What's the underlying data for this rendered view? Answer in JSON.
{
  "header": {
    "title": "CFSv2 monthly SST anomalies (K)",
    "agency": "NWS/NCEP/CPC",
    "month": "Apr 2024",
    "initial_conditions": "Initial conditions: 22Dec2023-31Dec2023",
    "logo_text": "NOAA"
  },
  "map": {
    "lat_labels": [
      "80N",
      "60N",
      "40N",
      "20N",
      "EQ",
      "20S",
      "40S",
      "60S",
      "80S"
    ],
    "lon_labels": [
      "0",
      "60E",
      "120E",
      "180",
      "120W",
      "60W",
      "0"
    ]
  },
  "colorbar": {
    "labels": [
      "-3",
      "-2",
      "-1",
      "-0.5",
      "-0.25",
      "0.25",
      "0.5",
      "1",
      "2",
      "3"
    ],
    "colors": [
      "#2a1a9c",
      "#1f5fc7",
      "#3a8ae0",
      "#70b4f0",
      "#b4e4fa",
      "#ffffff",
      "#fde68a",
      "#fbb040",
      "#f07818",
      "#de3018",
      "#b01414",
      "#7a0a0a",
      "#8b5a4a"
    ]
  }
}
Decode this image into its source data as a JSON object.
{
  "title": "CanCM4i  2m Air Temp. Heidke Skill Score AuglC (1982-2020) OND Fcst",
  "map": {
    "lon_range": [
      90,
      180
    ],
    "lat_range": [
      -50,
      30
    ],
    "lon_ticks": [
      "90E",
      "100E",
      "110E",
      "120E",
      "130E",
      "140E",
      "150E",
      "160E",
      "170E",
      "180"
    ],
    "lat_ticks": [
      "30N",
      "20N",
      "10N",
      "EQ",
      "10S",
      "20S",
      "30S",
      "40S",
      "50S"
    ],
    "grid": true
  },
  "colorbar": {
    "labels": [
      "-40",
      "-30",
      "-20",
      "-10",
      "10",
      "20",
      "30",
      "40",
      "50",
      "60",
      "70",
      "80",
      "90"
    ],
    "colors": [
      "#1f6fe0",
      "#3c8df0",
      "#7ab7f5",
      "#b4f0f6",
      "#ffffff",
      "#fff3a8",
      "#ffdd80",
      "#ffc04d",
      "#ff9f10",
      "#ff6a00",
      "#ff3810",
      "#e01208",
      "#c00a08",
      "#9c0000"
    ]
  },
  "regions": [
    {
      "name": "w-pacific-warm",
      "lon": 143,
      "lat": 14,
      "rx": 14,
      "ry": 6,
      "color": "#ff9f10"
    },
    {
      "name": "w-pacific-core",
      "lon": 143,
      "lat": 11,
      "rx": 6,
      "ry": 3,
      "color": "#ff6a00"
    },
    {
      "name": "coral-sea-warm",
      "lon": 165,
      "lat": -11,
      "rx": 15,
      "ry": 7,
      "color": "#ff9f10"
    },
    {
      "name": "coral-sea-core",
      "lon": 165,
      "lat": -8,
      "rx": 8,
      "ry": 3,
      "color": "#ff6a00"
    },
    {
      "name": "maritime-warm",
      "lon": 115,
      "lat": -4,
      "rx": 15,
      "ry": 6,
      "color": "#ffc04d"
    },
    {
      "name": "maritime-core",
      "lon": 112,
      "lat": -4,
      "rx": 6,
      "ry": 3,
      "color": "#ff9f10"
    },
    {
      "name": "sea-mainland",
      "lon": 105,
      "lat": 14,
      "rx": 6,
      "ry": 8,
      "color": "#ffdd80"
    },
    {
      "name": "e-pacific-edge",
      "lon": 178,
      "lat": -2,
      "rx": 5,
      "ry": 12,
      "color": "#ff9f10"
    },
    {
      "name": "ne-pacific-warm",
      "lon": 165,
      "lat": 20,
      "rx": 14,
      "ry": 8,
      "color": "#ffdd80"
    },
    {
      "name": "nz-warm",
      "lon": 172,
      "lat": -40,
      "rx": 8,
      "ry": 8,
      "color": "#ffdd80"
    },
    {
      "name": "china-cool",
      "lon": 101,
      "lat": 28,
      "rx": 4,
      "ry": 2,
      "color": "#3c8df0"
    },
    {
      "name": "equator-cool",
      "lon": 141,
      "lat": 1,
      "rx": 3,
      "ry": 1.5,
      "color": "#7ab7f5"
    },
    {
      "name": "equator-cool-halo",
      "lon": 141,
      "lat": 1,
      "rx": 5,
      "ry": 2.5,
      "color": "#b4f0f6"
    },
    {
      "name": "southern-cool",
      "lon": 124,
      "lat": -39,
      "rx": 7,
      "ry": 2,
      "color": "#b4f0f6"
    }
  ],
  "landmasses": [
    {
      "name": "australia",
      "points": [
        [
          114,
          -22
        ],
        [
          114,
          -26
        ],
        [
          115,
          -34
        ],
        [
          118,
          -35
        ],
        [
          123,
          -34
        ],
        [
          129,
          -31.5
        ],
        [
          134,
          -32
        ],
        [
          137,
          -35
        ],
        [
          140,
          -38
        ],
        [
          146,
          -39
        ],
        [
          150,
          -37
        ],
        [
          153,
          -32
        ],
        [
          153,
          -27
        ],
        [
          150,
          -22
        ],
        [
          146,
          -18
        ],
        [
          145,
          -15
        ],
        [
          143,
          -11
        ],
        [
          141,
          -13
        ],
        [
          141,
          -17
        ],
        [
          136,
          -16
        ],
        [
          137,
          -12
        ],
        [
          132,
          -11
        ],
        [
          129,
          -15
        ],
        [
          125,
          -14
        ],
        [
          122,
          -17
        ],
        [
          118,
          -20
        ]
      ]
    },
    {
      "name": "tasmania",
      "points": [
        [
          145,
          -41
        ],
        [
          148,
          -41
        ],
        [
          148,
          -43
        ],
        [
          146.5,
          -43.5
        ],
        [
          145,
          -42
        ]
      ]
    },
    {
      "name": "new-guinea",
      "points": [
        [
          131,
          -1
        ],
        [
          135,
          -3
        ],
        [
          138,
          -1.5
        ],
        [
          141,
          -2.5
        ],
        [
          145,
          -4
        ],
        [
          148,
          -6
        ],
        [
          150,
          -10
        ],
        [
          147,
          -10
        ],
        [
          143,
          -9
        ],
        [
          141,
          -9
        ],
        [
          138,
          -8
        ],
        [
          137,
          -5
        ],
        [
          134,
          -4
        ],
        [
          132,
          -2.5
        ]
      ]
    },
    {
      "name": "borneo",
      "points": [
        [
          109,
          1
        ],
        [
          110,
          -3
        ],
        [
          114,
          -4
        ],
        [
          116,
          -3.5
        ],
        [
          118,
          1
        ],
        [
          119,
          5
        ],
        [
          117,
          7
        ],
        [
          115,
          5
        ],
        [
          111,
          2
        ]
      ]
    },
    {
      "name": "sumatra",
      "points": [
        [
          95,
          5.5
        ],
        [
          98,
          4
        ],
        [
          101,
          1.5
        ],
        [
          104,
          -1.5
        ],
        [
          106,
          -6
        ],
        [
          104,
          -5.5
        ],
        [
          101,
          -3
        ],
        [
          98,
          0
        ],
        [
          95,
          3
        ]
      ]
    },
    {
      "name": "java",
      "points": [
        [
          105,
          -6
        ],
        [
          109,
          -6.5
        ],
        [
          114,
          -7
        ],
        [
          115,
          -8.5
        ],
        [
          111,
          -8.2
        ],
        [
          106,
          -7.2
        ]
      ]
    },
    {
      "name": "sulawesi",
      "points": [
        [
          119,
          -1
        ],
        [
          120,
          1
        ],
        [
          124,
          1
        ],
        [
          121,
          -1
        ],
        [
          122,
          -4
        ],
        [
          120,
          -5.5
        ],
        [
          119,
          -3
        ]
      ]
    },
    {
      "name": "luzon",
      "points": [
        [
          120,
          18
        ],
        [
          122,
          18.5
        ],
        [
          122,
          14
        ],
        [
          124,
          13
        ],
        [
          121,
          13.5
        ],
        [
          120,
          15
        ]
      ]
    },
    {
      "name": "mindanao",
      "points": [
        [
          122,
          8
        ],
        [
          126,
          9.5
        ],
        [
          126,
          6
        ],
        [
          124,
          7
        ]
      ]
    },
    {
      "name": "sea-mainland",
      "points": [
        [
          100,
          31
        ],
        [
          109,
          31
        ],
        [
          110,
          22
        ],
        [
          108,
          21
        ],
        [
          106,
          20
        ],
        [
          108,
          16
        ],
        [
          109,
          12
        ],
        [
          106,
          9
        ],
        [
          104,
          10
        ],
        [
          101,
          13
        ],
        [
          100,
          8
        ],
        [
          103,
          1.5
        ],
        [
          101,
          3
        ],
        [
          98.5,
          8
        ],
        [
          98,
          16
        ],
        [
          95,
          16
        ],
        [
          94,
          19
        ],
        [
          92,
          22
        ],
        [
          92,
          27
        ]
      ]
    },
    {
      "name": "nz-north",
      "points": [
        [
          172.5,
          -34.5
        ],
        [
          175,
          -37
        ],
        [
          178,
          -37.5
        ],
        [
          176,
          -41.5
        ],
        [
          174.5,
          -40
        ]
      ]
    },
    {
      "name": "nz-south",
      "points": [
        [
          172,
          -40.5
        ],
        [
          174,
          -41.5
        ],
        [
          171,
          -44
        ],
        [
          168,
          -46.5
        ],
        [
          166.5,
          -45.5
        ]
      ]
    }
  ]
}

TASK PROMPT: Which lines hold the word "this"? Copy each of them from the records.

CORRECT ANSWER:
What's the underlying data for this rendered view? Answer in JSON.
Decode this image into its source data as a JSON object.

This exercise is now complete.